TASK DETAILS. Pictures in the records should not be copied, but every other part must be repeated exactly.

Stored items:
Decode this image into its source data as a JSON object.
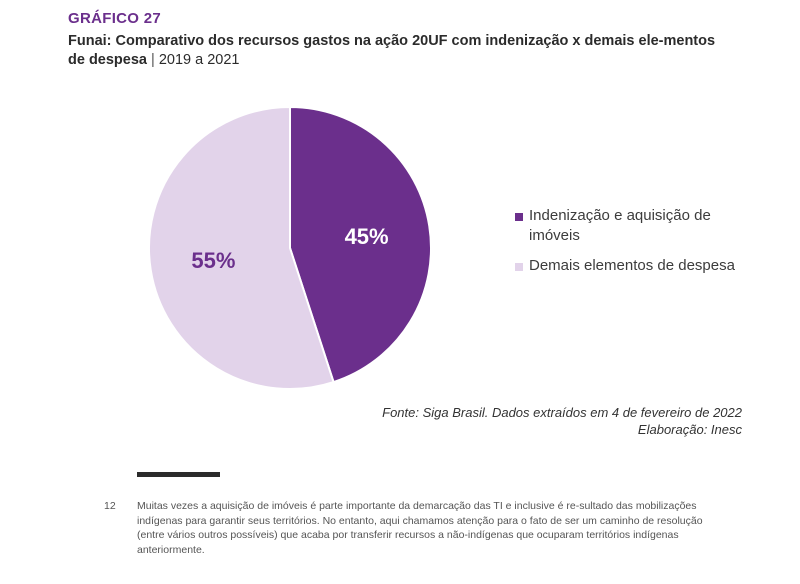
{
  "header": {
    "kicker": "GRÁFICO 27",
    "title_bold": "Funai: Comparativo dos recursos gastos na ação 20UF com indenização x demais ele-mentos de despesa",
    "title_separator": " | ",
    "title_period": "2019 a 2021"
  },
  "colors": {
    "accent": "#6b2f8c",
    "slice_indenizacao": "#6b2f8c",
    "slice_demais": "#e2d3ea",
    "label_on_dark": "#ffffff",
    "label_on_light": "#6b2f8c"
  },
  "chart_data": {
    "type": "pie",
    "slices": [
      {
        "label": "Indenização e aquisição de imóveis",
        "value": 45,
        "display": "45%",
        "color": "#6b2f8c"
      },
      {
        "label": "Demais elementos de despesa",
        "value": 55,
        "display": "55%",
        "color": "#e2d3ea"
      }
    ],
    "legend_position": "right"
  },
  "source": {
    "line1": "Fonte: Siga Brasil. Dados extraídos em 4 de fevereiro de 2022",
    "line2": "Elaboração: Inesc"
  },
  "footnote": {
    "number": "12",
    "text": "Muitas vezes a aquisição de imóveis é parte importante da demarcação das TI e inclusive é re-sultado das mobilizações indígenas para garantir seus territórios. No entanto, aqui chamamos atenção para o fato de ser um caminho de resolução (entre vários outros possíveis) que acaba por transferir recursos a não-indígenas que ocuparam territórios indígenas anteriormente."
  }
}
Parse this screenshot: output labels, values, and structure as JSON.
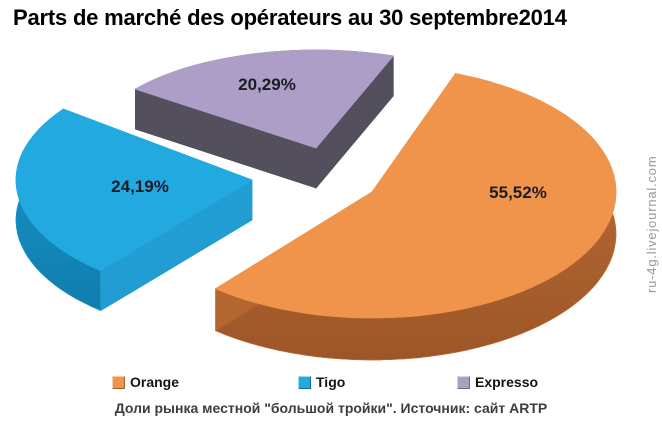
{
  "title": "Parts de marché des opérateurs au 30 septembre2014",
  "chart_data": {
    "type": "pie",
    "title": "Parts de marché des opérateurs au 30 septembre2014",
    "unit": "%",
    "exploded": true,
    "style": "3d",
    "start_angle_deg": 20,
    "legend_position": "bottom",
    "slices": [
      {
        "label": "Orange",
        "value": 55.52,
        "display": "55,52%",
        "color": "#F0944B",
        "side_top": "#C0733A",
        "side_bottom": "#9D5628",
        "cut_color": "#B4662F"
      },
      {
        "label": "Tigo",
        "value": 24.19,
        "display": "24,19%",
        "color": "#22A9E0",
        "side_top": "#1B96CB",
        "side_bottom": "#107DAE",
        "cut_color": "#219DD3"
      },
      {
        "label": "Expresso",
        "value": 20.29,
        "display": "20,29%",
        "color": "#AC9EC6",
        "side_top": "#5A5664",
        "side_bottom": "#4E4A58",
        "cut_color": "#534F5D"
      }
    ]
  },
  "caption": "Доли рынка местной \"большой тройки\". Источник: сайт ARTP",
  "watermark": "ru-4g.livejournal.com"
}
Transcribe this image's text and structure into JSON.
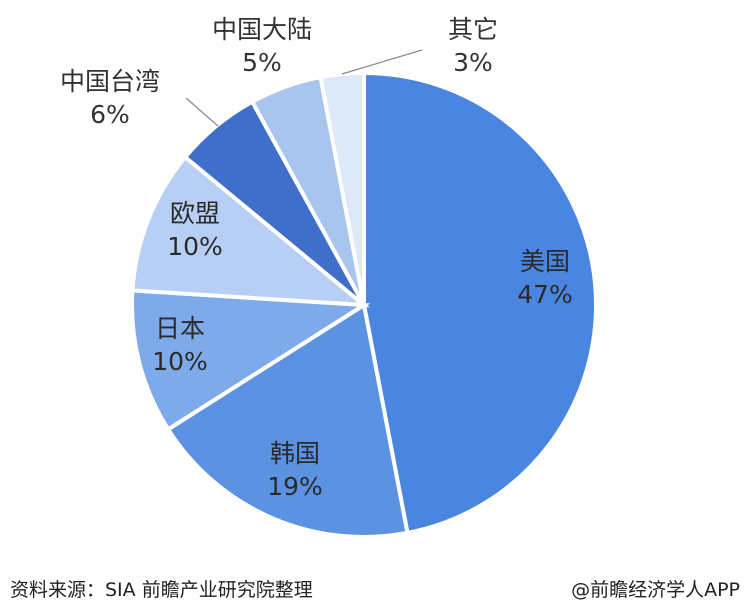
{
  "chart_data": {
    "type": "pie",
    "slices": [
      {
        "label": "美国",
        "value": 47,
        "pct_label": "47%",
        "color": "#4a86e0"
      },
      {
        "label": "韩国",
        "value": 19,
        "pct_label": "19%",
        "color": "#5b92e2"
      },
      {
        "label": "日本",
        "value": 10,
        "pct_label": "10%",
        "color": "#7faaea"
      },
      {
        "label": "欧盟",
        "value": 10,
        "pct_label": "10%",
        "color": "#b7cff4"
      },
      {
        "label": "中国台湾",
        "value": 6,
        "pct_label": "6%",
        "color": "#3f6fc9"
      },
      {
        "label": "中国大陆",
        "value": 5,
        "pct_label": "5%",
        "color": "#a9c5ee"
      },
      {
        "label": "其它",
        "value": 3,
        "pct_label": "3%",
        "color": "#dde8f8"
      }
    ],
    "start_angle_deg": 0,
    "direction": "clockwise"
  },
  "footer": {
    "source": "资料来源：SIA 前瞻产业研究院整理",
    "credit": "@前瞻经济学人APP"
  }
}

RESPONSE TO THE EXERCISE.
Decode this image into its source data as a JSON object.
{
  "header": {
    "kicker": "GRÁFICO 27",
    "title_bold": "Funai: Comparativo dos recursos gastos na ação 20UF com indenização x demais ele-mentos de despesa",
    "title_separator": " | ",
    "title_period": "2019 a 2021"
  },
  "colors": {
    "accent": "#6b2f8c",
    "slice_indenizacao": "#6b2f8c",
    "slice_demais": "#e2d3ea",
    "label_on_dark": "#ffffff",
    "label_on_light": "#6b2f8c"
  },
  "chart_data": {
    "type": "pie",
    "slices": [
      {
        "label": "Indenização e aquisição de imóveis",
        "value": 45,
        "display": "45%",
        "color": "#6b2f8c"
      },
      {
        "label": "Demais elementos de despesa",
        "value": 55,
        "display": "55%",
        "color": "#e2d3ea"
      }
    ],
    "legend_position": "right"
  },
  "source": {
    "line1": "Fonte: Siga Brasil. Dados extraídos em 4 de fevereiro de 2022",
    "line2": "Elaboração: Inesc"
  },
  "footnote": {
    "number": "12",
    "text": "Muitas vezes a aquisição de imóveis é parte importante da demarcação das TI e inclusive é re-sultado das mobilizações indígenas para garantir seus territórios. No entanto, aqui chamamos atenção para o fato de ser um caminho de resolução (entre vários outros possíveis) que acaba por transferir recursos a não-indígenas que ocuparam territórios indígenas anteriormente."
  }
}
Parse this screenshot: output labels, values, and structure as JSON.
{
  "title": "Parts de marché des opérateurs au 30 septembre2014",
  "chart_data": {
    "type": "pie",
    "title": "Parts de marché des opérateurs au 30 septembre2014",
    "unit": "%",
    "exploded": true,
    "style": "3d",
    "start_angle_deg": 20,
    "legend_position": "bottom",
    "slices": [
      {
        "label": "Orange",
        "value": 55.52,
        "display": "55,52%",
        "color": "#F0944B",
        "side_top": "#C0733A",
        "side_bottom": "#9D5628",
        "cut_color": "#B4662F"
      },
      {
        "label": "Tigo",
        "value": 24.19,
        "display": "24,19%",
        "color": "#22A9E0",
        "side_top": "#1B96CB",
        "side_bottom": "#107DAE",
        "cut_color": "#219DD3"
      },
      {
        "label": "Expresso",
        "value": 20.29,
        "display": "20,29%",
        "color": "#AC9EC6",
        "side_top": "#5A5664",
        "side_bottom": "#4E4A58",
        "cut_color": "#534F5D"
      }
    ]
  },
  "caption": "Доли рынка местной \"большой тройки\". Источник: сайт ARTP",
  "watermark": "ru-4g.livejournal.com"
}
Transcribe this image's text and structure into JSON.
{
  "chart_data": {
    "type": "pie",
    "slices": [
      {
        "label": "美国",
        "value": 47,
        "pct_label": "47%",
        "color": "#4a86e0"
      },
      {
        "label": "韩国",
        "value": 19,
        "pct_label": "19%",
        "color": "#5b92e2"
      },
      {
        "label": "日本",
        "value": 10,
        "pct_label": "10%",
        "color": "#7faaea"
      },
      {
        "label": "欧盟",
        "value": 10,
        "pct_label": "10%",
        "color": "#b7cff4"
      },
      {
        "label": "中国台湾",
        "value": 6,
        "pct_label": "6%",
        "color": "#3f6fc9"
      },
      {
        "label": "中国大陆",
        "value": 5,
        "pct_label": "5%",
        "color": "#a9c5ee"
      },
      {
        "label": "其它",
        "value": 3,
        "pct_label": "3%",
        "color": "#dde8f8"
      }
    ],
    "start_angle_deg": 0,
    "direction": "clockwise"
  },
  "footer": {
    "source": "资料来源：SIA 前瞻产业研究院整理",
    "credit": "@前瞻经济学人APP"
  }
}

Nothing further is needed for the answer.